▶ [Text]:
Romney ready to claim GOP prize; wife Ann to argue case for Mitt's economic credentials
The high campaign season opens with Romney and Obama about even in the last of the pre-convention polls, with each candidate possessing distinct and important advantages. The Democrat is the more likable or empathetic leader; the Republican is more highly regarded as the candidate who can restore the economy, the top issue for voters.
Ann Romney's convention speech was designed to speak to that divide. It was an important part of the GOP's effort to flesh out her husband and present him to the nation as more than a successful businessman and the former Republican governor of a Democratic state, Massachusetts.
She went about the business of humanizing the Romney family with a taped appearance on "CBS This Morning" in which she talked about the pain of a miscarriage, telling details about the experience that were news even to her husband. The Romneys have five sons.
Isaac, which reached hurricane strength Tuesday, skirted Tampa, a big relief for convention organizers worried about the safety of the host city and GOP delegates. But they remain saddled with the question of how to proceed with a political festival — one devoted both to scoring points against Obama and firing up excitement for Romney — under the shadow of a dangerous storm crawling toward the Gulf Coast.

▶ [Given material]:
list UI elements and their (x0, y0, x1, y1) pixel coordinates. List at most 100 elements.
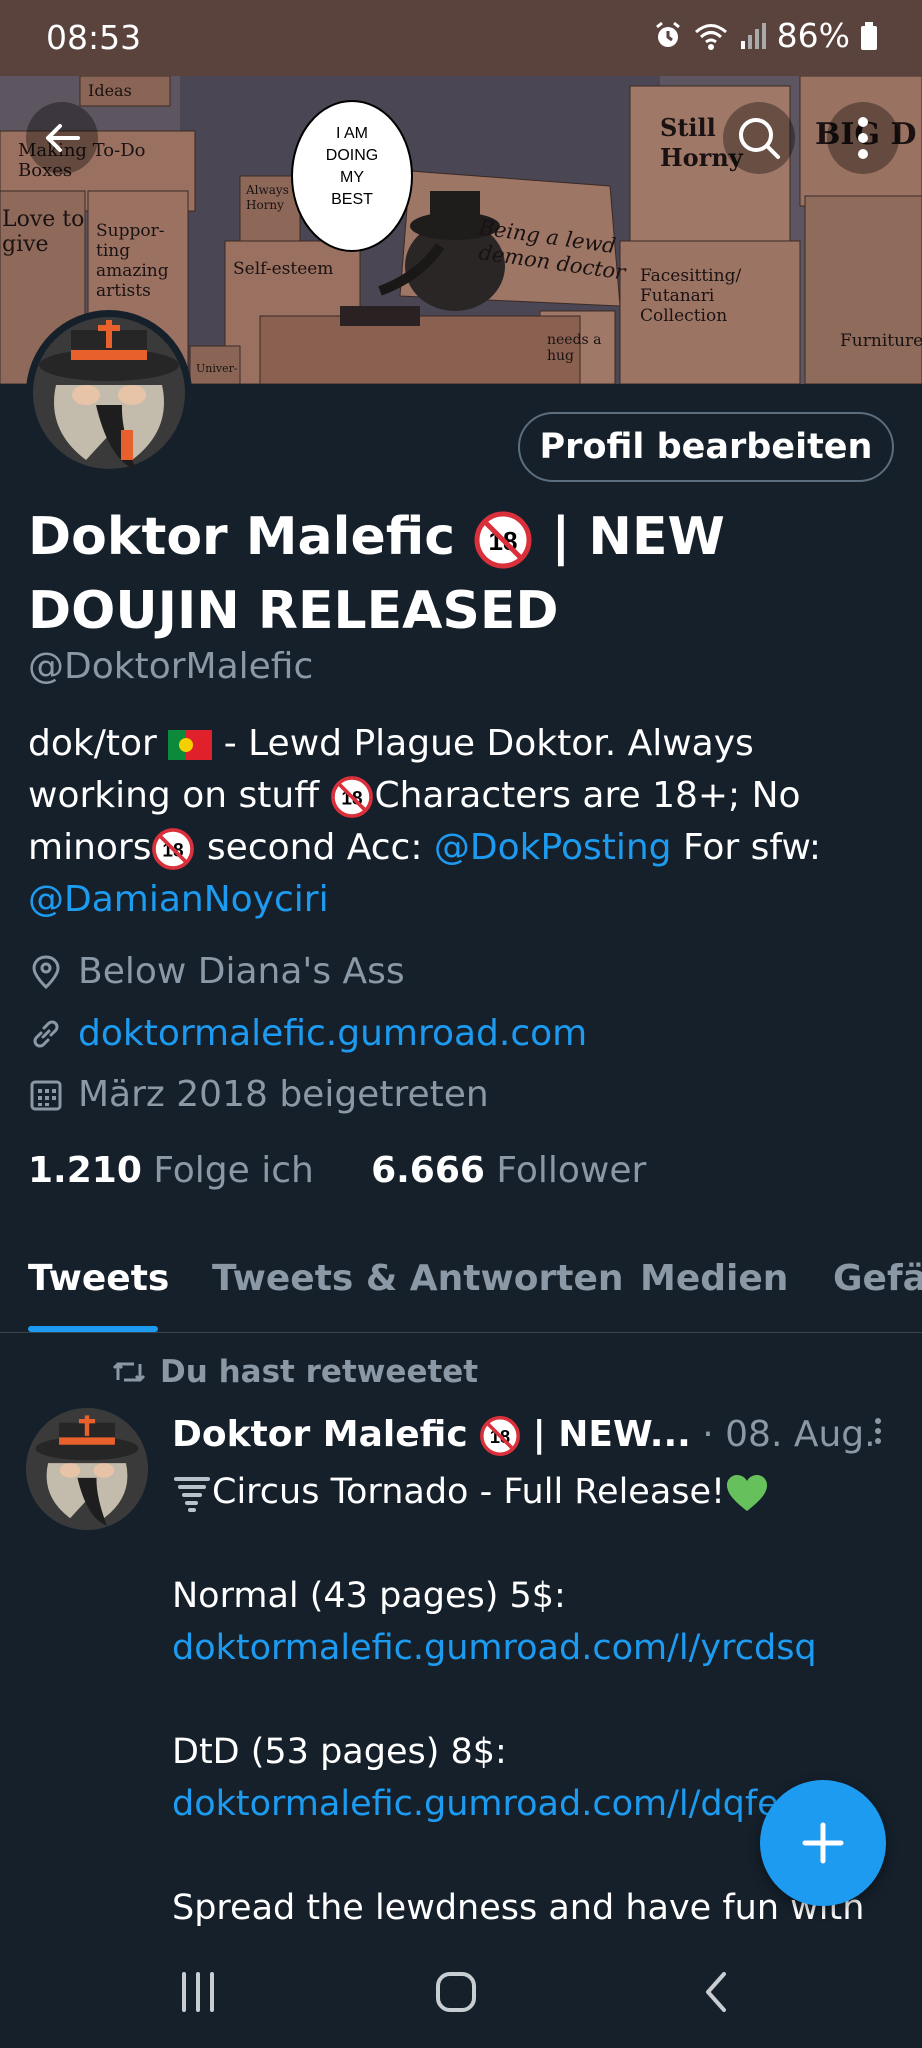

▶ [Required work]:
1. Using the convention article, explain in one to three sentences why Ann Romney's speech was aimed at a divide between the two candidates.
2. According to the convention article, how many sons do the Romneys have?
3. Please say whether each statement agrees with the convention article, answering yes or no and quoting the words that decide it: (a) Isaac reached hurricane strength on Tuesday. (b) Romney is seen as the more likable leader. (c) Ann Romney's appearance on "CBS This Morning" was live.

▶ [Full answers]:
1. The candidates were about even in the polls, with Obama seen as the more likable or empathetic leader and Romney as the one more able to restore the economy. Her speech was designed to speak to that divide by fleshing out her husband and presenting him as more than a successful businessman and former governor.

2. Five sons.

3.
(a) Yes: "Isaac, which reached hurricane strength Tuesday"
(b) No: "The Democrat is the more likable or empathetic leader"
(c) No: "a taped appearance on "CBS This Morning""